**TO DO:**
Find each line holding "true" and copy it out.

(Dataset items)
* * * * * * *

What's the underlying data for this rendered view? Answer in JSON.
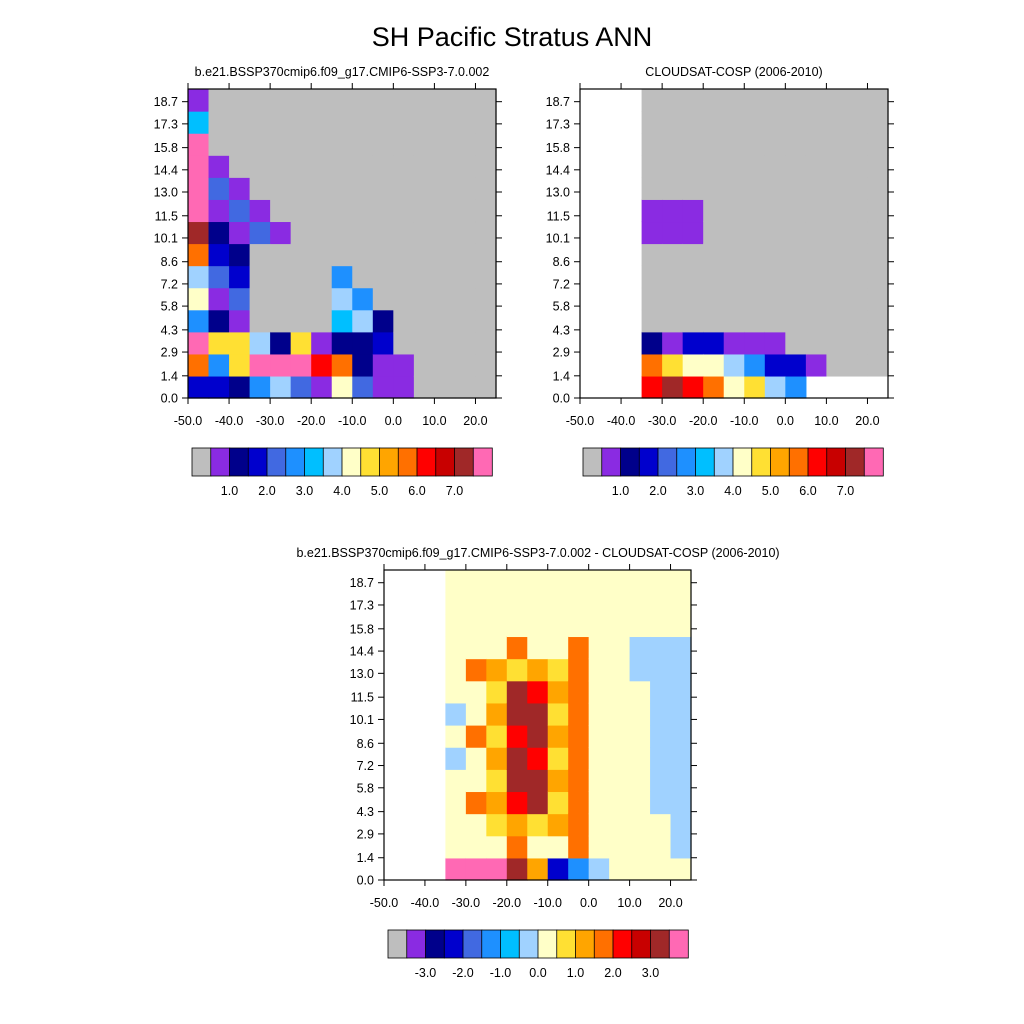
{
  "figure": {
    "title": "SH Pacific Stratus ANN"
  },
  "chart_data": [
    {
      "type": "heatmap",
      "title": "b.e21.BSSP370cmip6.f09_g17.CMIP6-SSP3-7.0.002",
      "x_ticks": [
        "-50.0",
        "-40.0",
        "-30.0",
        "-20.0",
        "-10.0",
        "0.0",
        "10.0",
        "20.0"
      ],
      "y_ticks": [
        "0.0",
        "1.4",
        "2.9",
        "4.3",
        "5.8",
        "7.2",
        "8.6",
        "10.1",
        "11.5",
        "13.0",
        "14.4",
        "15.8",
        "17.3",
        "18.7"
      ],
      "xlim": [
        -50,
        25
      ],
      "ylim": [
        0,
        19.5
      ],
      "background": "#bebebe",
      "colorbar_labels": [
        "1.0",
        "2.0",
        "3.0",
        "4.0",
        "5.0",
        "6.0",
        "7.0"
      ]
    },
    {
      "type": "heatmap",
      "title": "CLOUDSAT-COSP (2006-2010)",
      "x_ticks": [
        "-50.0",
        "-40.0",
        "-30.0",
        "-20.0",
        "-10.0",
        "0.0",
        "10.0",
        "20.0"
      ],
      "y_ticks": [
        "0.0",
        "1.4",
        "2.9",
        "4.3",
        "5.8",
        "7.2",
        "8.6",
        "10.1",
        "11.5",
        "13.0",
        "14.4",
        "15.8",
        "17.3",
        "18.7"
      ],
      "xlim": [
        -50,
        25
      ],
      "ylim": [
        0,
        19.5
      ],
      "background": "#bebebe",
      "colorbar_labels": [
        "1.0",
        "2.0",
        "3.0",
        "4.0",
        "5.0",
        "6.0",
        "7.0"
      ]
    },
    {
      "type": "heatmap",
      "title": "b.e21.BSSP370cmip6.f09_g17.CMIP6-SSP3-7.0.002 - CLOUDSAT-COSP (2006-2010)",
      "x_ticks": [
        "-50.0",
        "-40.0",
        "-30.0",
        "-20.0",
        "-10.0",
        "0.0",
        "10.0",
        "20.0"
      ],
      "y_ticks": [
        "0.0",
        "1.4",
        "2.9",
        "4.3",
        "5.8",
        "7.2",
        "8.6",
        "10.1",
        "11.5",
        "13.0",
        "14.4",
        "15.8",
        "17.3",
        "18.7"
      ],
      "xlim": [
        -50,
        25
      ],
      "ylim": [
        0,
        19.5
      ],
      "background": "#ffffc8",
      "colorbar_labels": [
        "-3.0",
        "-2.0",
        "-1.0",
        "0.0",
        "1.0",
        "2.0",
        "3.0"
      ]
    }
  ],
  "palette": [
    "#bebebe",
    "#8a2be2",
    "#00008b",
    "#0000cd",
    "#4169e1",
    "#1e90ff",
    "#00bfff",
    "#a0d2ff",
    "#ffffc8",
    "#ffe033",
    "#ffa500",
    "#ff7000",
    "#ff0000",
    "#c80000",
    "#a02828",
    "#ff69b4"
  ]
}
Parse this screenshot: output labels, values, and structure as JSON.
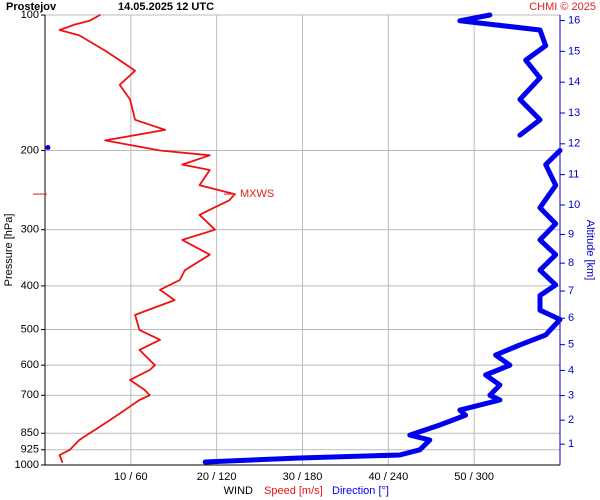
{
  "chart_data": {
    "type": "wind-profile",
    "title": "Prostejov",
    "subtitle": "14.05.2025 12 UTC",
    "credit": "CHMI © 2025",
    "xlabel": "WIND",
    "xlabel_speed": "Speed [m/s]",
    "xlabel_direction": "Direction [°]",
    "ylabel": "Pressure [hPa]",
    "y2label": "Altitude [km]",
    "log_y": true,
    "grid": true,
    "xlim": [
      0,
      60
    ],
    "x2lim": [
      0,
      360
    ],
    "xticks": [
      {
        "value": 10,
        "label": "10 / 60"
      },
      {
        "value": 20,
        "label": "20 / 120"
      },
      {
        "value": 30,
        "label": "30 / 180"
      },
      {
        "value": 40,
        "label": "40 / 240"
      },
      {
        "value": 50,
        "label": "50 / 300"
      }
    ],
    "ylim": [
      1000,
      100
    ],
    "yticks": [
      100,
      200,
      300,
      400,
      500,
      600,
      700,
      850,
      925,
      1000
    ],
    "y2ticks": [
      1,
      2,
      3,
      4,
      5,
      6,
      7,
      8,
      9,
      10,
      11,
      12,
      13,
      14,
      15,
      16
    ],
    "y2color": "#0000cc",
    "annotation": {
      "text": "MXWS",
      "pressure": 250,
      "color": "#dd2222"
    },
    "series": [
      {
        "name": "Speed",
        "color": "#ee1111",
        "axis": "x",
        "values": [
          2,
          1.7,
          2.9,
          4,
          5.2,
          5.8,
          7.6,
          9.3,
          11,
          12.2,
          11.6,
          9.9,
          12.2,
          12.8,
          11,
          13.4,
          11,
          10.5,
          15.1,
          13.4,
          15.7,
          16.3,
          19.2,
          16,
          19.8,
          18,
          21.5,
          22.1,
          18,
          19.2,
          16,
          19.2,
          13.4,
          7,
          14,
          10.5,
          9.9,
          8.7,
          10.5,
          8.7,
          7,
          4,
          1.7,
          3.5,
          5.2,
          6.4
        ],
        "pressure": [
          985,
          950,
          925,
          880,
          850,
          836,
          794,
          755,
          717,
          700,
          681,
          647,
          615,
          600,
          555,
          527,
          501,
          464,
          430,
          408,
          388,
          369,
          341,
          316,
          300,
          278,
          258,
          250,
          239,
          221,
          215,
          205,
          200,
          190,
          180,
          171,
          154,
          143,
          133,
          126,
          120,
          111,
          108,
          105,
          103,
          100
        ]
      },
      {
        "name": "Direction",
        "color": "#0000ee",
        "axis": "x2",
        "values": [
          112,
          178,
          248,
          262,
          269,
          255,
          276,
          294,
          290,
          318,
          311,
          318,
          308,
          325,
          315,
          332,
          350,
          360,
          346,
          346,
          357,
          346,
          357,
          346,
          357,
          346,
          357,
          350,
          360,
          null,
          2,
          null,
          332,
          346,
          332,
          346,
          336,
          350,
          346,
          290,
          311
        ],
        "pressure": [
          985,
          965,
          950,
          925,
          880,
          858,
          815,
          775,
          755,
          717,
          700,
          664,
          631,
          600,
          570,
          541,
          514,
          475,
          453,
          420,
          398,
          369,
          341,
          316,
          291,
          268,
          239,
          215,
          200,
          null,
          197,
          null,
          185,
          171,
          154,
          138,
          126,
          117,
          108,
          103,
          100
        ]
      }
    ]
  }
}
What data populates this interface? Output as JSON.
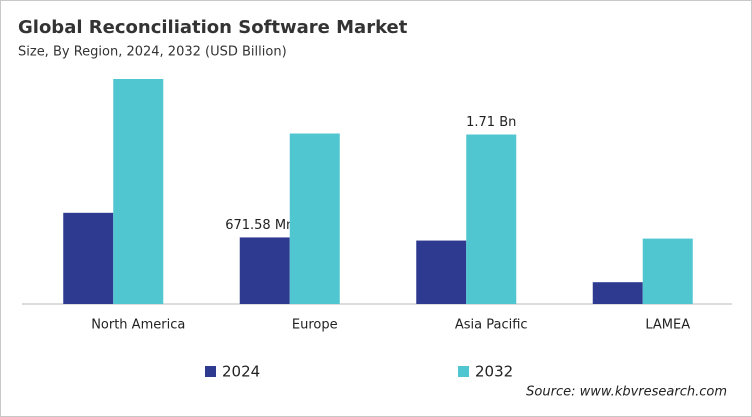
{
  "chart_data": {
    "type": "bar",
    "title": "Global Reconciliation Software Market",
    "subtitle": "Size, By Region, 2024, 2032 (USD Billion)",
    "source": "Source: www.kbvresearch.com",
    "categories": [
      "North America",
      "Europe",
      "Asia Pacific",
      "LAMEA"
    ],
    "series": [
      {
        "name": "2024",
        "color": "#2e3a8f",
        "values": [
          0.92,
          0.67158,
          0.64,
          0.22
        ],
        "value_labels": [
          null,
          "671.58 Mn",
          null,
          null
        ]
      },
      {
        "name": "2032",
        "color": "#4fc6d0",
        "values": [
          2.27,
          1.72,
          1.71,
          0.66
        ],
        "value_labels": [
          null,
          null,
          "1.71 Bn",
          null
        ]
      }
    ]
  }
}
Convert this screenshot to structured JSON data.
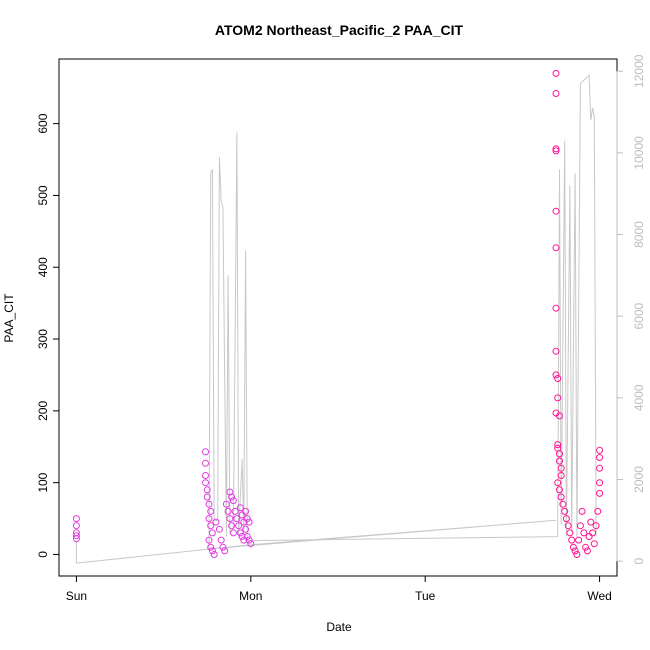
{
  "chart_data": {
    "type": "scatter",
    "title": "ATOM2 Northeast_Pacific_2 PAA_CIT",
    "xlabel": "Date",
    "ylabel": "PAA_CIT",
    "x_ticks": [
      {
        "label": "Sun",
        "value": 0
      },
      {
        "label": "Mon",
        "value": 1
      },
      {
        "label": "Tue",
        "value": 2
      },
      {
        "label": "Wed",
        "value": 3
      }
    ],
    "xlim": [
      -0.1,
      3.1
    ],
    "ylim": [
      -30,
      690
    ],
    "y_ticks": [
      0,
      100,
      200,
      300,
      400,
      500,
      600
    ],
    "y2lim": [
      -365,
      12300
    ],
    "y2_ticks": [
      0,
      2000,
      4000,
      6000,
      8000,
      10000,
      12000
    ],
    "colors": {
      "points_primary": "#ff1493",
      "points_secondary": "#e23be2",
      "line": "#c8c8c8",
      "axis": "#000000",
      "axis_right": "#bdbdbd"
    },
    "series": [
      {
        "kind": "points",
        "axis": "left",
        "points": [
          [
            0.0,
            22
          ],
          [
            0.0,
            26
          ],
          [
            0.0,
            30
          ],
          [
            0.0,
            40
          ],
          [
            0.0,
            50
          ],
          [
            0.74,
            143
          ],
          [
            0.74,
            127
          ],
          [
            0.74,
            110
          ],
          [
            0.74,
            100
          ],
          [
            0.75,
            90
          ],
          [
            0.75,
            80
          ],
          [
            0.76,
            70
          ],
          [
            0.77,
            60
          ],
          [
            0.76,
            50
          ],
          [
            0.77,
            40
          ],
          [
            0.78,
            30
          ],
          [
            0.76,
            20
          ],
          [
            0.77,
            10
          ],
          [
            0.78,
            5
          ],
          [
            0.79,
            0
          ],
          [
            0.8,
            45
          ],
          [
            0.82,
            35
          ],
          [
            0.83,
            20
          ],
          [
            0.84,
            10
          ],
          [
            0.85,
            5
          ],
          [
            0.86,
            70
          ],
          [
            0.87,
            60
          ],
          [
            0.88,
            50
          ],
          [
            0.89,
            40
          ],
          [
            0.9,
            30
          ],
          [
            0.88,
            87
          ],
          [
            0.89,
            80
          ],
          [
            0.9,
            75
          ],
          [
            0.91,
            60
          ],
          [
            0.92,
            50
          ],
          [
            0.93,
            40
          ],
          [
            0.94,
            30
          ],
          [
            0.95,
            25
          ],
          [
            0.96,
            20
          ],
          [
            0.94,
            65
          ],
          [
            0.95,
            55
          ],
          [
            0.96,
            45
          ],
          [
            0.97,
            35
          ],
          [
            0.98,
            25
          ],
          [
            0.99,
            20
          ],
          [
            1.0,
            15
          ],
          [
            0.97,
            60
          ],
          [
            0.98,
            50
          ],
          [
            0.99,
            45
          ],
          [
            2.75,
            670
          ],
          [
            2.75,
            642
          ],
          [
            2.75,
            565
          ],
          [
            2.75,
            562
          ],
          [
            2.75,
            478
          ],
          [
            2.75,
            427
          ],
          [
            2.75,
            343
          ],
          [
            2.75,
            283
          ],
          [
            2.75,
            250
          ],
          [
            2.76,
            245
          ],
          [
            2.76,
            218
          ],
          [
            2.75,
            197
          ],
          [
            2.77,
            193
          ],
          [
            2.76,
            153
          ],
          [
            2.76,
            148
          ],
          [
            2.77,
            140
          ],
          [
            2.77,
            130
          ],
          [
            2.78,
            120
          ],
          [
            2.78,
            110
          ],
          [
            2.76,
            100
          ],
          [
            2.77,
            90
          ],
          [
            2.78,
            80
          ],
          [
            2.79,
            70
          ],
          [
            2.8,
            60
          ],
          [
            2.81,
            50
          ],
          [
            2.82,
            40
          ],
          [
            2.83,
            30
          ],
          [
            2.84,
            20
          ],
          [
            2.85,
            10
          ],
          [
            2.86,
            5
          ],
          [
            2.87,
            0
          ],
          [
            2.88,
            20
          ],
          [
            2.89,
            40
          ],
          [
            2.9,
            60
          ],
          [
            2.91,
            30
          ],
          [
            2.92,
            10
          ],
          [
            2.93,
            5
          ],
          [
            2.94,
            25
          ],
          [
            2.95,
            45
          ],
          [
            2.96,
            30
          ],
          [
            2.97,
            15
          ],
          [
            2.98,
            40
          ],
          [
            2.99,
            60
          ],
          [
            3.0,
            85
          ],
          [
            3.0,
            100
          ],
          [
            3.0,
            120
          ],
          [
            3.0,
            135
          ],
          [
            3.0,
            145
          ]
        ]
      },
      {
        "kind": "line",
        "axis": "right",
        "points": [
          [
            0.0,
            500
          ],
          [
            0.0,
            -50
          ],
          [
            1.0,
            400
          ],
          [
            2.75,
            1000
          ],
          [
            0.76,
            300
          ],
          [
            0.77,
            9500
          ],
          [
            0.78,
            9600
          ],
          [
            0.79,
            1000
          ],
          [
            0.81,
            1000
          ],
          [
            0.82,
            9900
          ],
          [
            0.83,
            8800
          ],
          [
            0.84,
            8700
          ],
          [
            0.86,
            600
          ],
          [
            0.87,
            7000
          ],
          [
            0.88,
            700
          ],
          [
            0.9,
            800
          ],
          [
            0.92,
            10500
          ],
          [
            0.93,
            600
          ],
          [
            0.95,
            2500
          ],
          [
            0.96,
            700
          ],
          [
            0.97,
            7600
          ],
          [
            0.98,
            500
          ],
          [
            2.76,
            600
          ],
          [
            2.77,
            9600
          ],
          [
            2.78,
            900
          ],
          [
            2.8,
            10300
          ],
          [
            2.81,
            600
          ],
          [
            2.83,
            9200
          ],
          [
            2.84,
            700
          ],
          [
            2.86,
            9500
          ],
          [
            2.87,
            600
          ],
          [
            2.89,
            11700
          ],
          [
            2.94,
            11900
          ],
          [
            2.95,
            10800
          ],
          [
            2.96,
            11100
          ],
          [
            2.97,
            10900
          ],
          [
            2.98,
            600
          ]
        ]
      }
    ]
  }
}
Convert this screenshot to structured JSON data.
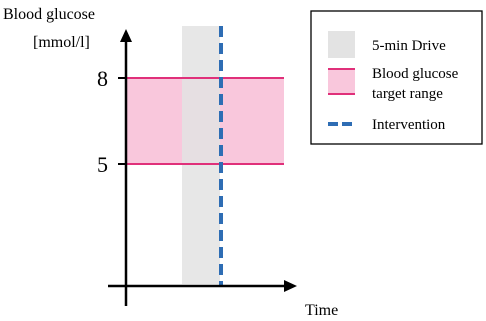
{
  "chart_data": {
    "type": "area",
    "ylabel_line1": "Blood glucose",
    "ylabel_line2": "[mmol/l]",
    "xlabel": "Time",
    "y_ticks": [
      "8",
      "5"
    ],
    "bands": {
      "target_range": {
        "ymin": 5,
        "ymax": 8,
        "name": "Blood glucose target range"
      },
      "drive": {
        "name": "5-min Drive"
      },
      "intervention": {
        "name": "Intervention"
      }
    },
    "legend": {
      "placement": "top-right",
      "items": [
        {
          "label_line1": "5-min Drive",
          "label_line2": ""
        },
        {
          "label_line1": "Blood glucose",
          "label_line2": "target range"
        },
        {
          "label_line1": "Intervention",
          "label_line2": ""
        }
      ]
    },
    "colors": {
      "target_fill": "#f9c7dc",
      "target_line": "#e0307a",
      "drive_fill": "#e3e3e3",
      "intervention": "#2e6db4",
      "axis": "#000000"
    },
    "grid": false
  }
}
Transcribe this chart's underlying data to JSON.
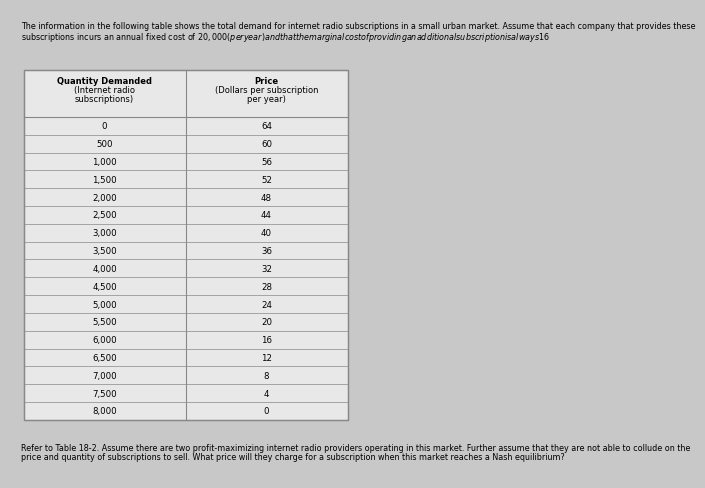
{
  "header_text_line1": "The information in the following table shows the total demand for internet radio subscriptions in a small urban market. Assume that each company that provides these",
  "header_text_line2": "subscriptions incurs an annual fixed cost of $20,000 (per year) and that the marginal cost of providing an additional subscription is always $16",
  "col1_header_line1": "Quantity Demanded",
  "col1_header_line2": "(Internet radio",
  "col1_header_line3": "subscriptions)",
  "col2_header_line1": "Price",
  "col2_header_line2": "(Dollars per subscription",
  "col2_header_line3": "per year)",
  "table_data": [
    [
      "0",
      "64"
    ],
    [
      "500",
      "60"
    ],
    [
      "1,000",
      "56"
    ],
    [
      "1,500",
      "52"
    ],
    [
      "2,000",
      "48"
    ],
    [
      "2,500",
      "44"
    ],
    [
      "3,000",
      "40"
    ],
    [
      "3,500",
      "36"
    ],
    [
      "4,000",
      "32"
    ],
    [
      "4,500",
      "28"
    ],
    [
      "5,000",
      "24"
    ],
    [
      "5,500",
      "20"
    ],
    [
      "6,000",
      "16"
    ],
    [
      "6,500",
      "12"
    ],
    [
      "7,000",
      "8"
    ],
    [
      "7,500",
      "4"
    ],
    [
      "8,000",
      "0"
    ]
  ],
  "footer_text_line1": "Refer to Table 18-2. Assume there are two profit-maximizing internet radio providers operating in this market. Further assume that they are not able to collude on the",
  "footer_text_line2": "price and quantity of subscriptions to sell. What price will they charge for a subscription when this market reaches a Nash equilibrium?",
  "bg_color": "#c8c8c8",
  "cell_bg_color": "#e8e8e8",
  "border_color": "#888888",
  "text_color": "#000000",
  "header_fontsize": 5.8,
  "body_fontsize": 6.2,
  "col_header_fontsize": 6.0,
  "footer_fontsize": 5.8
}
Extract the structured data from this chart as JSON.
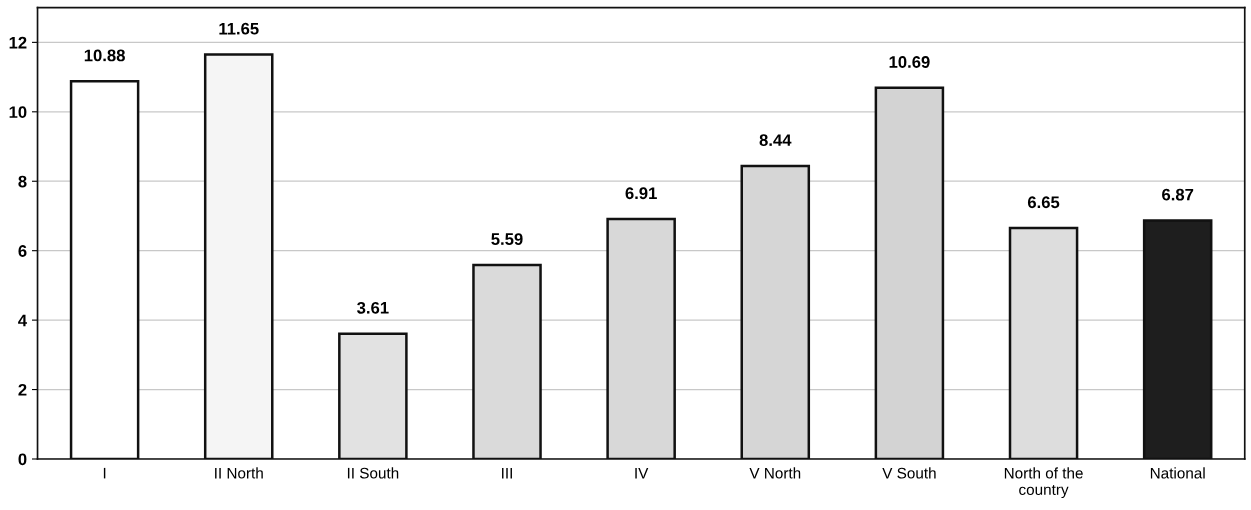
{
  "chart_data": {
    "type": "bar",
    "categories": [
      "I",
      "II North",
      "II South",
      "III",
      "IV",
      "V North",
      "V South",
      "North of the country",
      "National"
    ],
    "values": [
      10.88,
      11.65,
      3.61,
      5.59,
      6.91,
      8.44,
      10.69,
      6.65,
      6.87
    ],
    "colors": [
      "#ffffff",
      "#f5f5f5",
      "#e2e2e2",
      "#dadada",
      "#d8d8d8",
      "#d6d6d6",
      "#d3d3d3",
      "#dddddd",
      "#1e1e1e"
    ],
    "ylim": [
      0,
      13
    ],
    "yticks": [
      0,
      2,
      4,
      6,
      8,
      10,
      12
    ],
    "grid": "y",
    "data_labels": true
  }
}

* * * * * * *

**SOLUTION TO THIS TASK:**
    "log_y": true,
    "grid": true,
    "data_labels": true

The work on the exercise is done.